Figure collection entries
-------

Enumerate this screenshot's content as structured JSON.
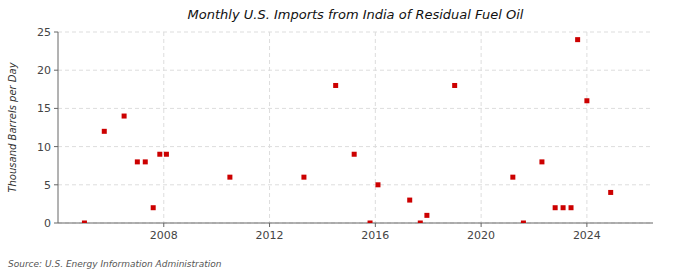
{
  "chart_data": {
    "type": "scatter",
    "title": "Monthly U.S. Imports from India of Residual Fuel Oil",
    "ylabel": "Thousand Barrels per Day",
    "source": "Source: U.S. Energy Information Administration",
    "x": [
      2005.0,
      2005.75,
      2006.5,
      2007.0,
      2007.3,
      2007.6,
      2007.85,
      2008.1,
      2010.5,
      2013.3,
      2014.5,
      2015.2,
      2015.8,
      2016.1,
      2017.3,
      2017.7,
      2017.95,
      2019.0,
      2021.2,
      2021.6,
      2022.3,
      2022.8,
      2023.1,
      2023.4,
      2023.65,
      2024.0,
      2024.9
    ],
    "values": [
      0,
      12,
      14,
      8,
      8,
      2,
      9,
      9,
      6,
      6,
      18,
      9,
      0,
      5,
      3,
      0,
      1,
      18,
      6,
      0,
      8,
      2,
      2,
      2,
      24,
      16,
      4
    ],
    "color": "#cc0000",
    "marker": "square",
    "xlim": [
      2004.0,
      2026.5
    ],
    "ylim": [
      0,
      25
    ],
    "xticks": [
      2008,
      2012,
      2016,
      2020,
      2024
    ],
    "yticks": [
      0,
      5,
      10,
      15,
      20,
      25
    ],
    "grid": true
  }
}
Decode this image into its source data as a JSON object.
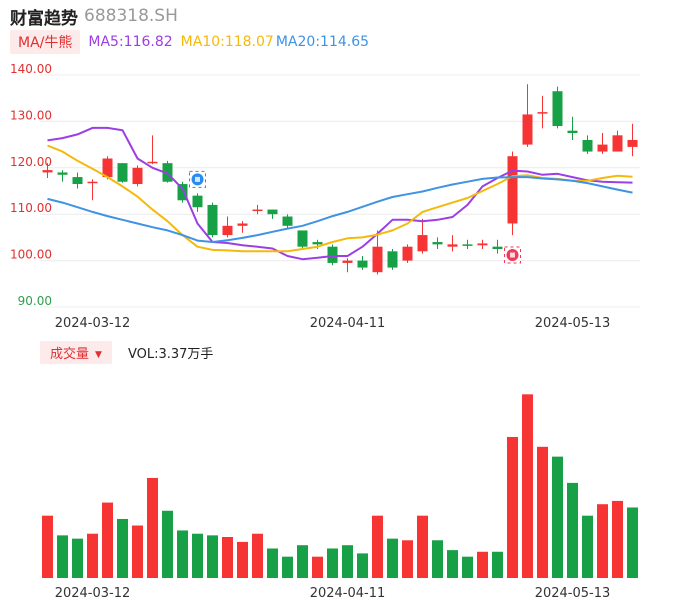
{
  "header": {
    "name": "财富趋势",
    "code": "688318.SH"
  },
  "ma": {
    "tag": "MA/牛熊",
    "ma5": "MA5:116.82",
    "ma10": "MA10:118.07",
    "ma20": "MA20:114.65"
  },
  "volume": {
    "tag": "成交量",
    "label": "VOL:3.37万手"
  },
  "colors": {
    "up": "#f73434",
    "down": "#18a046",
    "ma5": "#9b3fe4",
    "ma10": "#f5b90c",
    "ma20": "#3f93e5"
  },
  "icons": {
    "buy": "buy-marker-icon",
    "sell": "sell-marker-icon"
  },
  "chart_data": {
    "type": "candlestick",
    "y_axis_labels": [
      "140.00",
      "130.00",
      "120.00",
      "110.00",
      "100.00",
      "90.00"
    ],
    "ylim": [
      90,
      140
    ],
    "x_tick_labels": [
      "2024-03-12",
      "2024-04-11",
      "2024-05-13"
    ],
    "x_tick_indices": [
      3,
      20,
      35
    ],
    "candles": [
      {
        "o": 119.0,
        "c": 119.5,
        "h": 121.0,
        "l": 117.8
      },
      {
        "o": 119.0,
        "c": 118.5,
        "h": 119.5,
        "l": 117.0
      },
      {
        "o": 118.0,
        "c": 116.5,
        "h": 119.0,
        "l": 115.5
      },
      {
        "o": 117.0,
        "c": 117.0,
        "h": 117.5,
        "l": 113.0
      },
      {
        "o": 118.0,
        "c": 122.0,
        "h": 122.5,
        "l": 117.5
      },
      {
        "o": 121.0,
        "c": 117.0,
        "h": 121.0,
        "l": 116.8
      },
      {
        "o": 116.5,
        "c": 120.0,
        "h": 120.5,
        "l": 116.0
      },
      {
        "o": 121.0,
        "c": 121.3,
        "h": 127.0,
        "l": 120.8
      },
      {
        "o": 121.0,
        "c": 117.0,
        "h": 121.5,
        "l": 116.8
      },
      {
        "o": 116.5,
        "c": 113.0,
        "h": 117.0,
        "l": 112.5
      },
      {
        "o": 114.0,
        "c": 111.5,
        "h": 114.5,
        "l": 110.5
      },
      {
        "o": 112.0,
        "c": 105.5,
        "h": 112.5,
        "l": 105.0
      },
      {
        "o": 105.5,
        "c": 107.5,
        "h": 109.5,
        "l": 105.0
      },
      {
        "o": 107.5,
        "c": 108.0,
        "h": 108.5,
        "l": 106.0
      },
      {
        "o": 111.0,
        "c": 111.0,
        "h": 112.0,
        "l": 110.0
      },
      {
        "o": 111.0,
        "c": 110.0,
        "h": 111.0,
        "l": 109.0
      },
      {
        "o": 109.5,
        "c": 107.5,
        "h": 110.0,
        "l": 107.0
      },
      {
        "o": 106.5,
        "c": 103.0,
        "h": 106.5,
        "l": 102.5
      },
      {
        "o": 104.0,
        "c": 103.5,
        "h": 104.5,
        "l": 102.5
      },
      {
        "o": 103.0,
        "c": 99.5,
        "h": 103.5,
        "l": 99.0
      },
      {
        "o": 99.5,
        "c": 100.0,
        "h": 100.5,
        "l": 97.5
      },
      {
        "o": 100.0,
        "c": 98.5,
        "h": 101.0,
        "l": 98.0
      },
      {
        "o": 97.5,
        "c": 103.0,
        "h": 106.5,
        "l": 97.0
      },
      {
        "o": 102.0,
        "c": 98.5,
        "h": 102.5,
        "l": 98.0
      },
      {
        "o": 100.0,
        "c": 103.0,
        "h": 103.5,
        "l": 99.5
      },
      {
        "o": 102.0,
        "c": 105.5,
        "h": 109.0,
        "l": 101.5
      },
      {
        "o": 104.0,
        "c": 103.5,
        "h": 105.0,
        "l": 102.5
      },
      {
        "o": 103.0,
        "c": 103.5,
        "h": 105.5,
        "l": 102.0
      },
      {
        "o": 103.5,
        "c": 103.3,
        "h": 104.5,
        "l": 102.5
      },
      {
        "o": 103.3,
        "c": 103.7,
        "h": 104.5,
        "l": 102.5
      },
      {
        "o": 103.0,
        "c": 102.5,
        "h": 104.5,
        "l": 101.5
      },
      {
        "o": 108.0,
        "c": 122.5,
        "h": 123.5,
        "l": 105.5
      },
      {
        "o": 125.0,
        "c": 131.5,
        "h": 138.0,
        "l": 124.5
      },
      {
        "o": 132.0,
        "c": 132.0,
        "h": 135.5,
        "l": 128.5
      },
      {
        "o": 136.5,
        "c": 129.0,
        "h": 137.5,
        "l": 128.5
      },
      {
        "o": 128.0,
        "c": 127.5,
        "h": 131.0,
        "l": 126.0
      },
      {
        "o": 126.0,
        "c": 123.5,
        "h": 127.0,
        "l": 123.0
      },
      {
        "o": 123.5,
        "c": 125.0,
        "h": 127.5,
        "l": 123.0
      },
      {
        "o": 123.5,
        "c": 127.0,
        "h": 128.0,
        "l": 123.5
      },
      {
        "o": 124.5,
        "c": 126.0,
        "h": 129.5,
        "l": 122.5
      }
    ],
    "series": [
      {
        "name": "MA5",
        "values": [
          125.9,
          126.4,
          127.2,
          128.6,
          128.6,
          128.1,
          122.0,
          120.0,
          118.8,
          115.5,
          108.0,
          104.0,
          103.8,
          103.3,
          103.0,
          102.6,
          101.0,
          100.3,
          100.6,
          101.0,
          101.0,
          103.0,
          105.8,
          108.8,
          108.8,
          108.5,
          108.8,
          109.4,
          112.0,
          116.0,
          117.8,
          119.4,
          119.2,
          118.5,
          118.7,
          118.0,
          117.3,
          117.0,
          116.9,
          116.82
        ]
      },
      {
        "name": "MA10",
        "values": [
          124.8,
          123.5,
          121.5,
          119.8,
          118.0,
          116.0,
          113.8,
          111.0,
          108.5,
          105.5,
          103.0,
          102.3,
          102.2,
          102.0,
          102.0,
          102.0,
          102.0,
          102.5,
          103.0,
          104.0,
          104.8,
          105.0,
          105.6,
          106.5,
          108.0,
          110.5,
          111.5,
          112.5,
          113.5,
          115.0,
          116.5,
          118.2,
          118.4,
          117.8,
          117.6,
          117.2,
          117.2,
          117.8,
          118.3,
          118.07
        ]
      },
      {
        "name": "MA20",
        "values": [
          113.3,
          112.5,
          111.5,
          110.5,
          109.6,
          108.8,
          108.0,
          107.2,
          106.5,
          105.5,
          104.3,
          104.0,
          104.4,
          104.9,
          105.5,
          106.2,
          106.9,
          107.5,
          108.5,
          109.6,
          110.5,
          111.6,
          112.7,
          113.7,
          114.3,
          114.9,
          115.7,
          116.4,
          117.0,
          117.6,
          117.9,
          118.0,
          118.0,
          117.7,
          117.5,
          117.2,
          116.7,
          116.0,
          115.3,
          114.65
        ]
      }
    ],
    "volume": [
      {
        "v": 38,
        "up": true
      },
      {
        "v": 26,
        "up": false
      },
      {
        "v": 24,
        "up": false
      },
      {
        "v": 27,
        "up": true
      },
      {
        "v": 46,
        "up": true
      },
      {
        "v": 36,
        "up": false
      },
      {
        "v": 32,
        "up": true
      },
      {
        "v": 61,
        "up": true
      },
      {
        "v": 41,
        "up": false
      },
      {
        "v": 29,
        "up": false
      },
      {
        "v": 27,
        "up": false
      },
      {
        "v": 26,
        "up": false
      },
      {
        "v": 25,
        "up": true
      },
      {
        "v": 22,
        "up": true
      },
      {
        "v": 27,
        "up": true
      },
      {
        "v": 18,
        "up": false
      },
      {
        "v": 13,
        "up": false
      },
      {
        "v": 20,
        "up": false
      },
      {
        "v": 13,
        "up": true
      },
      {
        "v": 18,
        "up": false
      },
      {
        "v": 20,
        "up": false
      },
      {
        "v": 15,
        "up": false
      },
      {
        "v": 38,
        "up": true
      },
      {
        "v": 24,
        "up": false
      },
      {
        "v": 23,
        "up": true
      },
      {
        "v": 38,
        "up": true
      },
      {
        "v": 23,
        "up": false
      },
      {
        "v": 17,
        "up": false
      },
      {
        "v": 13,
        "up": false
      },
      {
        "v": 16,
        "up": true
      },
      {
        "v": 16,
        "up": false
      },
      {
        "v": 86,
        "up": true
      },
      {
        "v": 112,
        "up": true
      },
      {
        "v": 80,
        "up": true
      },
      {
        "v": 74,
        "up": false
      },
      {
        "v": 58,
        "up": false
      },
      {
        "v": 38,
        "up": false
      },
      {
        "v": 45,
        "up": true
      },
      {
        "v": 47,
        "up": true
      },
      {
        "v": 43,
        "up": false
      }
    ],
    "markers": [
      {
        "index": 10,
        "type": "buy",
        "price": 117.5
      },
      {
        "index": 31,
        "type": "sell",
        "price": 101.2
      }
    ]
  }
}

-------

● YOUR GOAL:
Copy out the lines that hold "name".

● COMPLETED TASK:
    "name": "财富趋势",
        "name": "MA5",
        "name": "MA10",
        "name": "MA20",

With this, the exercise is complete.